WRITTEN INSTRUCTION:
Wherever the word "Уэйнрайт" appears in a line, copy that line.

INPUT RECORDS:
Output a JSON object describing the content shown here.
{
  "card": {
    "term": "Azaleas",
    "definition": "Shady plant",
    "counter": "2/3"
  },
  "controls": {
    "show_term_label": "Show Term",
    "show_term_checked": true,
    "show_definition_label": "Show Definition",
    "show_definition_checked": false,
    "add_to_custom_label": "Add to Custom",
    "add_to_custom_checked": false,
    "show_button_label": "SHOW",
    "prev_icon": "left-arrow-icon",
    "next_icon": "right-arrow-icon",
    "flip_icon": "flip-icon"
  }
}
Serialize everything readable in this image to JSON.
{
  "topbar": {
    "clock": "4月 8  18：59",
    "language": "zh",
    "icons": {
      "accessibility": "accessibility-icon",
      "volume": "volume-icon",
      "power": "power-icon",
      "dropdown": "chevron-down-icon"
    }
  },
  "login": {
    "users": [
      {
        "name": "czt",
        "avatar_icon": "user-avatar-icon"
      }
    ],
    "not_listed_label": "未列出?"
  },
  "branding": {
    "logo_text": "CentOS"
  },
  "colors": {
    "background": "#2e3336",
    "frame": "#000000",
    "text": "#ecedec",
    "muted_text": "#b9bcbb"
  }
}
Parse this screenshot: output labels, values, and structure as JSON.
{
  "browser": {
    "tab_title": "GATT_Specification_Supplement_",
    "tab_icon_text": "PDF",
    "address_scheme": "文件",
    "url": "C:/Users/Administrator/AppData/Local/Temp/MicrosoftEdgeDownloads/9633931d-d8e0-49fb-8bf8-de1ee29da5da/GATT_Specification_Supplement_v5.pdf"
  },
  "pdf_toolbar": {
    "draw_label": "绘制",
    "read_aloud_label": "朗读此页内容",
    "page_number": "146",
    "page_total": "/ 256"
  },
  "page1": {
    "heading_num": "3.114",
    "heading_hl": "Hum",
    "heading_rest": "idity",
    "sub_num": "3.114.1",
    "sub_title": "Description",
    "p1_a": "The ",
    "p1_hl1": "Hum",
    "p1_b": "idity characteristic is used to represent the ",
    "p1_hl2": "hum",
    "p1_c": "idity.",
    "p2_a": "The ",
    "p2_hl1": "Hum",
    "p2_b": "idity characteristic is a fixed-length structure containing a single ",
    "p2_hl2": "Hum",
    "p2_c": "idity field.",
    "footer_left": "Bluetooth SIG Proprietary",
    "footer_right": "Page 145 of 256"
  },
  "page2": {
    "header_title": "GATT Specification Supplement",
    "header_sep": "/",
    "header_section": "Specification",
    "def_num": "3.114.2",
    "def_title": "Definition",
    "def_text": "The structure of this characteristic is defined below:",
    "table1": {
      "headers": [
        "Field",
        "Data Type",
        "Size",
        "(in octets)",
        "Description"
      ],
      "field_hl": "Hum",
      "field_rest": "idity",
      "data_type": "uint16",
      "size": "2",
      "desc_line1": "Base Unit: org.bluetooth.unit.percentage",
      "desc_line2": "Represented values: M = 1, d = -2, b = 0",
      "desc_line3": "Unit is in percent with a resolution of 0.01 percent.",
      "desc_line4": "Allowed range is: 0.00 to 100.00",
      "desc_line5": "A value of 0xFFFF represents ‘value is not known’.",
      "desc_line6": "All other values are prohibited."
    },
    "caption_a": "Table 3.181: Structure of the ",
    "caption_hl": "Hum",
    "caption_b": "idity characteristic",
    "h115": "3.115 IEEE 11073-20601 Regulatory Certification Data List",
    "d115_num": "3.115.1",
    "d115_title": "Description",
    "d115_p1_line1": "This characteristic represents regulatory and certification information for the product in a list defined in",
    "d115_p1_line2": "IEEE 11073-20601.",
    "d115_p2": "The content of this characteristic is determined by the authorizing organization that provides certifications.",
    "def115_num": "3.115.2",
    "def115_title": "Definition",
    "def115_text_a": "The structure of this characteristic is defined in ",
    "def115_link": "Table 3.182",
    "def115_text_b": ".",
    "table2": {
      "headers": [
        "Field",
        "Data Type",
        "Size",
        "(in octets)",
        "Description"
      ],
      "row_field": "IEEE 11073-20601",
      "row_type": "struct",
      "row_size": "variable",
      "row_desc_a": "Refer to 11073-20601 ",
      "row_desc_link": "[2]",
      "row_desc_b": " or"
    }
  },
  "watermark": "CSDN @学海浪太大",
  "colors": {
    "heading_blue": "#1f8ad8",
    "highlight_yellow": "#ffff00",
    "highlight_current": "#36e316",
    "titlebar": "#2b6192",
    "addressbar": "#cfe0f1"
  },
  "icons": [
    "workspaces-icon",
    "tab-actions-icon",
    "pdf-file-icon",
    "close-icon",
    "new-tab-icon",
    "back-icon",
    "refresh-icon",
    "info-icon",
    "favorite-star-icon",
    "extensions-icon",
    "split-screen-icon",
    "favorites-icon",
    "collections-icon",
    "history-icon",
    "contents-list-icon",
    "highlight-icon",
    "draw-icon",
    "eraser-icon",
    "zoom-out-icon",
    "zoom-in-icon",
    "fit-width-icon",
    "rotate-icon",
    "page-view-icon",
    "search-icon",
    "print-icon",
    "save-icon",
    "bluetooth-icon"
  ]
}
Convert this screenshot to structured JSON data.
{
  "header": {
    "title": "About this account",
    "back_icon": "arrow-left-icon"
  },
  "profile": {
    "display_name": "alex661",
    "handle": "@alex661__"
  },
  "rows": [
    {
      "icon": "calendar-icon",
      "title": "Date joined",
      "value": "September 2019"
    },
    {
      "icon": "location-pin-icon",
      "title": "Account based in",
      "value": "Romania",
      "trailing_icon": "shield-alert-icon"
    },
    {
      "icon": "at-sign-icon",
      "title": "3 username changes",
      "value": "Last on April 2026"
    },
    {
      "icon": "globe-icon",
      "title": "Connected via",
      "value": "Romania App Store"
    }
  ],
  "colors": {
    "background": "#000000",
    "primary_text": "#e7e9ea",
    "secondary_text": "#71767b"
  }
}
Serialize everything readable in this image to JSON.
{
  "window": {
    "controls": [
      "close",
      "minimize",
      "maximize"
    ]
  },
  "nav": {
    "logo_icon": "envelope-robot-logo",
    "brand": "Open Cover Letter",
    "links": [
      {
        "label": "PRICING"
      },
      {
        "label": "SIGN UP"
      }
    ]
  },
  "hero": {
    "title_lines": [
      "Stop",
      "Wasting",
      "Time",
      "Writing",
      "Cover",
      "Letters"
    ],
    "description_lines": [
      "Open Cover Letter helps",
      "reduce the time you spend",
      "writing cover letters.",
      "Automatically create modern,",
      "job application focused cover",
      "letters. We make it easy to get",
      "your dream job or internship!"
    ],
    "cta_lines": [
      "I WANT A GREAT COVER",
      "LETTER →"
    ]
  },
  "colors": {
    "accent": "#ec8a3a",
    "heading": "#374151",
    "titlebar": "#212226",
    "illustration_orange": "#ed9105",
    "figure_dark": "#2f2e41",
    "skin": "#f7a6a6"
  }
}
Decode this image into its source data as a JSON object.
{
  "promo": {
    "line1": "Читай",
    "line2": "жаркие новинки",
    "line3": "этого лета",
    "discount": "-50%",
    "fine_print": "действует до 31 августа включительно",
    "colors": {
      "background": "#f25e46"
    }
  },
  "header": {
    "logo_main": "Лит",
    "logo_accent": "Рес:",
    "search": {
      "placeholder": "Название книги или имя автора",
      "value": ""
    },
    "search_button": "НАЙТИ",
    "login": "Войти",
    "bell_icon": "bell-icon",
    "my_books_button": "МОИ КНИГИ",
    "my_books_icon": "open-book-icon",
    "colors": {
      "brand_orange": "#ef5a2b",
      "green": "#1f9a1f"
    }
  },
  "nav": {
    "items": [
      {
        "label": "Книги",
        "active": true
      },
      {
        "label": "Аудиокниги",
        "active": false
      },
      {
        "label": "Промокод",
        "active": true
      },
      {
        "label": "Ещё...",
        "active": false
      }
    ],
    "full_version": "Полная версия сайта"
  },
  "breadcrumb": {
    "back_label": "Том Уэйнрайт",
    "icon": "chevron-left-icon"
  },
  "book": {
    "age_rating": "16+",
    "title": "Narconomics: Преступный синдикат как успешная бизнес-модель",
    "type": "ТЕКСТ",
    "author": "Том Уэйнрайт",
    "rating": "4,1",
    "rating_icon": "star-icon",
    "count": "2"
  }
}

IN RESPONSE:
    "back_label": "Том Уэйнрайт",
    "author": "Том Уэйнрайт",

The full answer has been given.